▶ [TASK]: Repeat each line of the material exactly.

▶ [MATERIALS PROVIDED]:
-------------------------
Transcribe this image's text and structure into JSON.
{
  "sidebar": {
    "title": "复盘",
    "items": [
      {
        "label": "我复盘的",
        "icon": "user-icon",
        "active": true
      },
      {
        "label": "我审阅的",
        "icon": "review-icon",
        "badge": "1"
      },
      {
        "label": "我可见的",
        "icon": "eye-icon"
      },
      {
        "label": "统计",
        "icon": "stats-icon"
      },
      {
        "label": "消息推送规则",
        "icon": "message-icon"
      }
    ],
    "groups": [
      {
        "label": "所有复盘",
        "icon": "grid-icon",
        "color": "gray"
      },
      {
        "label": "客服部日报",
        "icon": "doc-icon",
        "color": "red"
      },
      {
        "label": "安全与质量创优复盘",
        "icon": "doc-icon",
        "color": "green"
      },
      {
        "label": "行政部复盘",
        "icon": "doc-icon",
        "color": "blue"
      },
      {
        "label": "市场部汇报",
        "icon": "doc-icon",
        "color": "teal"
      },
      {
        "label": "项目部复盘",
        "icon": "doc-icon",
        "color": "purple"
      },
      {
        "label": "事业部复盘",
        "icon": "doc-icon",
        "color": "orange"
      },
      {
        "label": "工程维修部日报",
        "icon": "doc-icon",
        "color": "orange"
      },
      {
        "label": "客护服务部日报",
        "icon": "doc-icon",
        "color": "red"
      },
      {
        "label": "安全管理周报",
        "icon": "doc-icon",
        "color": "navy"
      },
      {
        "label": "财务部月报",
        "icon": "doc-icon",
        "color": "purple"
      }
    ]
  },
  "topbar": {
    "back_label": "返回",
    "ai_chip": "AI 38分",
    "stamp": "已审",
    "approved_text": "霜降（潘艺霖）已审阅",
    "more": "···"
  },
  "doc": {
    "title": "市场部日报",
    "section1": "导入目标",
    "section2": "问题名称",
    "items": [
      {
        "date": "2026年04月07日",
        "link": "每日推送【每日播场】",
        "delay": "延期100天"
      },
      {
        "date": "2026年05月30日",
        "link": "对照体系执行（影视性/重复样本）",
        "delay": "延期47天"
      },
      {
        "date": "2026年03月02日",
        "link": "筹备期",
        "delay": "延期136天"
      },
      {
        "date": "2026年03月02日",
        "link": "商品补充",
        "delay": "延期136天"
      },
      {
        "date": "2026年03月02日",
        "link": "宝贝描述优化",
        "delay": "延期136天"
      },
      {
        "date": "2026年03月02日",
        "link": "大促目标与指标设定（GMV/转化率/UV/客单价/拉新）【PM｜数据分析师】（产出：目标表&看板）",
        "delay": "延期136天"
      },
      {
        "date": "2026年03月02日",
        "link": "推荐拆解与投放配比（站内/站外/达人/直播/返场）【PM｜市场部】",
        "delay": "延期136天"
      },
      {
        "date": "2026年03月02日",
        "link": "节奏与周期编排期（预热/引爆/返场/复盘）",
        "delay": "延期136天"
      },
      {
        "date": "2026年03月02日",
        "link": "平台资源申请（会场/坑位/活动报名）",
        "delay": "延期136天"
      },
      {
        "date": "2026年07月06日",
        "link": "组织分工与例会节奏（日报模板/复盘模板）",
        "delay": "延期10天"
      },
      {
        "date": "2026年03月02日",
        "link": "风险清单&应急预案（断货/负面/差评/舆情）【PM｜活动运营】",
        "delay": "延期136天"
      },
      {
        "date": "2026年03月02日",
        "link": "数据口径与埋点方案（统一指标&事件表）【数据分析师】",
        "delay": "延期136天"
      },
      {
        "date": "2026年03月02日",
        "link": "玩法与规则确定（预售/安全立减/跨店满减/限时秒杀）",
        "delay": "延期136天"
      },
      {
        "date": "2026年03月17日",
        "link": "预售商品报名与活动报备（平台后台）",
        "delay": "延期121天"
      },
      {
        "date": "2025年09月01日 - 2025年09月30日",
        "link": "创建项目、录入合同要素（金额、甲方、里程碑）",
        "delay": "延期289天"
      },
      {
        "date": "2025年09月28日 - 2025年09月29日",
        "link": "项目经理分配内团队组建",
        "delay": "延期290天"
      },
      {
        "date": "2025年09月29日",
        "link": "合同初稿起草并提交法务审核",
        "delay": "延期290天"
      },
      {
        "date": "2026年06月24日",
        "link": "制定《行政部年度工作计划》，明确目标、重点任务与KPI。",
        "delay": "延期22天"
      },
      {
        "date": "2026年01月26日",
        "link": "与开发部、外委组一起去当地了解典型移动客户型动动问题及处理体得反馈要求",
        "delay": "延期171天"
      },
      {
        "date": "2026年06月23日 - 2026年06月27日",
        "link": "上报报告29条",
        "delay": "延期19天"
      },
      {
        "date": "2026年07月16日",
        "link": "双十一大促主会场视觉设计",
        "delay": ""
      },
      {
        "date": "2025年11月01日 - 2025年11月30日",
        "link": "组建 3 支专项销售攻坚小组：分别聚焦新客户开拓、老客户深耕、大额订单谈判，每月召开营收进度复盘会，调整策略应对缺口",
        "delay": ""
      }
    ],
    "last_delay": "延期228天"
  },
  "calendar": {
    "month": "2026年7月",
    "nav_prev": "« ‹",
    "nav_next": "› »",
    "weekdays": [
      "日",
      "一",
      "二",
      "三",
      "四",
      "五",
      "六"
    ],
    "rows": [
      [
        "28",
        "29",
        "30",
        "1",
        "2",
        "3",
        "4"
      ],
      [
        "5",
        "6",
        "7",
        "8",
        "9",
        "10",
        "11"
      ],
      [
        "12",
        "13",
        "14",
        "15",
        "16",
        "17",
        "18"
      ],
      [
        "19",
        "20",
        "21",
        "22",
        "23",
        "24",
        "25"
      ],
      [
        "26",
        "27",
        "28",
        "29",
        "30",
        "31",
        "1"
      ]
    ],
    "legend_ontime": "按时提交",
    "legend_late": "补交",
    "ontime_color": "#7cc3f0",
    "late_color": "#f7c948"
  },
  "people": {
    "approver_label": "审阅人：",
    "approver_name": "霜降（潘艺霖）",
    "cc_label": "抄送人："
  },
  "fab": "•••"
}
-------------------------
▶ [RESPONSE TO THE EXERCISE]:
Transcribe this image's text and structure into JSON.
{
  "sidebar": {
    "title": "复盘",
    "items": [
      {
        "label": "我复盘的",
        "icon": "user-icon",
        "active": true
      },
      {
        "label": "我审阅的",
        "icon": "review-icon",
        "badge": "1"
      },
      {
        "label": "我可见的",
        "icon": "eye-icon"
      },
      {
        "label": "统计",
        "icon": "stats-icon"
      },
      {
        "label": "消息推送规则",
        "icon": "message-icon"
      }
    ],
    "groups": [
      {
        "label": "所有复盘",
        "icon": "grid-icon",
        "color": "gray"
      },
      {
        "label": "客服部日报",
        "icon": "doc-icon",
        "color": "red"
      },
      {
        "label": "安全与质量创优复盘",
        "icon": "doc-icon",
        "color": "green"
      },
      {
        "label": "行政部复盘",
        "icon": "doc-icon",
        "color": "blue"
      },
      {
        "label": "市场部汇报",
        "icon": "doc-icon",
        "color": "teal"
      },
      {
        "label": "项目部复盘",
        "icon": "doc-icon",
        "color": "purple"
      },
      {
        "label": "事业部复盘",
        "icon": "doc-icon",
        "color": "orange"
      },
      {
        "label": "工程维修部日报",
        "icon": "doc-icon",
        "color": "orange"
      },
      {
        "label": "客护服务部日报",
        "icon": "doc-icon",
        "color": "red"
      },
      {
        "label": "安全管理周报",
        "icon": "doc-icon",
        "color": "navy"
      },
      {
        "label": "财务部月报",
        "icon": "doc-icon",
        "color": "purple"
      }
    ]
  },
  "topbar": {
    "back_label": "返回",
    "ai_chip": "AI 38分",
    "stamp": "已审",
    "approved_text": "霜降（潘艺霖）已审阅",
    "more": "···"
  },
  "doc": {
    "title": "市场部日报",
    "section1": "导入目标",
    "section2": "问题名称",
    "items": [
      {
        "date": "2026年04月07日",
        "link": "每日推送【每日播场】",
        "delay": "延期100天"
      },
      {
        "date": "2026年05月30日",
        "link": "对照体系执行（影视性/重复样本）",
        "delay": "延期47天"
      },
      {
        "date": "2026年03月02日",
        "link": "筹备期",
        "delay": "延期136天"
      },
      {
        "date": "2026年03月02日",
        "link": "商品补充",
        "delay": "延期136天"
      },
      {
        "date": "2026年03月02日",
        "link": "宝贝描述优化",
        "delay": "延期136天"
      },
      {
        "date": "2026年03月02日",
        "link": "大促目标与指标设定（GMV/转化率/UV/客单价/拉新）【PM｜数据分析师】（产出：目标表&看板）",
        "delay": "延期136天"
      },
      {
        "date": "2026年03月02日",
        "link": "推荐拆解与投放配比（站内/站外/达人/直播/返场）【PM｜市场部】",
        "delay": "延期136天"
      },
      {
        "date": "2026年03月02日",
        "link": "节奏与周期编排期（预热/引爆/返场/复盘）",
        "delay": "延期136天"
      },
      {
        "date": "2026年03月02日",
        "link": "平台资源申请（会场/坑位/活动报名）",
        "delay": "延期136天"
      },
      {
        "date": "2026年07月06日",
        "link": "组织分工与例会节奏（日报模板/复盘模板）",
        "delay": "延期10天"
      },
      {
        "date": "2026年03月02日",
        "link": "风险清单&应急预案（断货/负面/差评/舆情）【PM｜活动运营】",
        "delay": "延期136天"
      },
      {
        "date": "2026年03月02日",
        "link": "数据口径与埋点方案（统一指标&事件表）【数据分析师】",
        "delay": "延期136天"
      },
      {
        "date": "2026年03月02日",
        "link": "玩法与规则确定（预售/安全立减/跨店满减/限时秒杀）",
        "delay": "延期136天"
      },
      {
        "date": "2026年03月17日",
        "link": "预售商品报名与活动报备（平台后台）",
        "delay": "延期121天"
      },
      {
        "date": "2025年09月01日 - 2025年09月30日",
        "link": "创建项目、录入合同要素（金额、甲方、里程碑）",
        "delay": "延期289天"
      },
      {
        "date": "2025年09月28日 - 2025年09月29日",
        "link": "项目经理分配内团队组建",
        "delay": "延期290天"
      },
      {
        "date": "2025年09月29日",
        "link": "合同初稿起草并提交法务审核",
        "delay": "延期290天"
      },
      {
        "date": "2026年06月24日",
        "link": "制定《行政部年度工作计划》，明确目标、重点任务与KPI。",
        "delay": "延期22天"
      },
      {
        "date": "2026年01月26日",
        "link": "与开发部、外委组一起去当地了解典型移动客户型动动问题及处理体得反馈要求",
        "delay": "延期171天"
      },
      {
        "date": "2026年06月23日 - 2026年06月27日",
        "link": "上报报告29条",
        "delay": "延期19天"
      },
      {
        "date": "2026年07月16日",
        "link": "双十一大促主会场视觉设计",
        "delay": ""
      },
      {
        "date": "2025年11月01日 - 2025年11月30日",
        "link": "组建 3 支专项销售攻坚小组：分别聚焦新客户开拓、老客户深耕、大额订单谈判，每月召开营收进度复盘会，调整策略应对缺口",
        "delay": ""
      }
    ],
    "last_delay": "延期228天"
  },
  "calendar": {
    "month": "2026年7月",
    "nav_prev": "« ‹",
    "nav_next": "› »",
    "weekdays": [
      "日",
      "一",
      "二",
      "三",
      "四",
      "五",
      "六"
    ],
    "rows": [
      [
        "28",
        "29",
        "30",
        "1",
        "2",
        "3",
        "4"
      ],
      [
        "5",
        "6",
        "7",
        "8",
        "9",
        "10",
        "11"
      ],
      [
        "12",
        "13",
        "14",
        "15",
        "16",
        "17",
        "18"
      ],
      [
        "19",
        "20",
        "21",
        "22",
        "23",
        "24",
        "25"
      ],
      [
        "26",
        "27",
        "28",
        "29",
        "30",
        "31",
        "1"
      ]
    ],
    "legend_ontime": "按时提交",
    "legend_late": "补交",
    "ontime_color": "#7cc3f0",
    "late_color": "#f7c948"
  },
  "people": {
    "approver_label": "审阅人：",
    "approver_name": "霜降（潘艺霖）",
    "cc_label": "抄送人："
  },
  "fab": "•••"
}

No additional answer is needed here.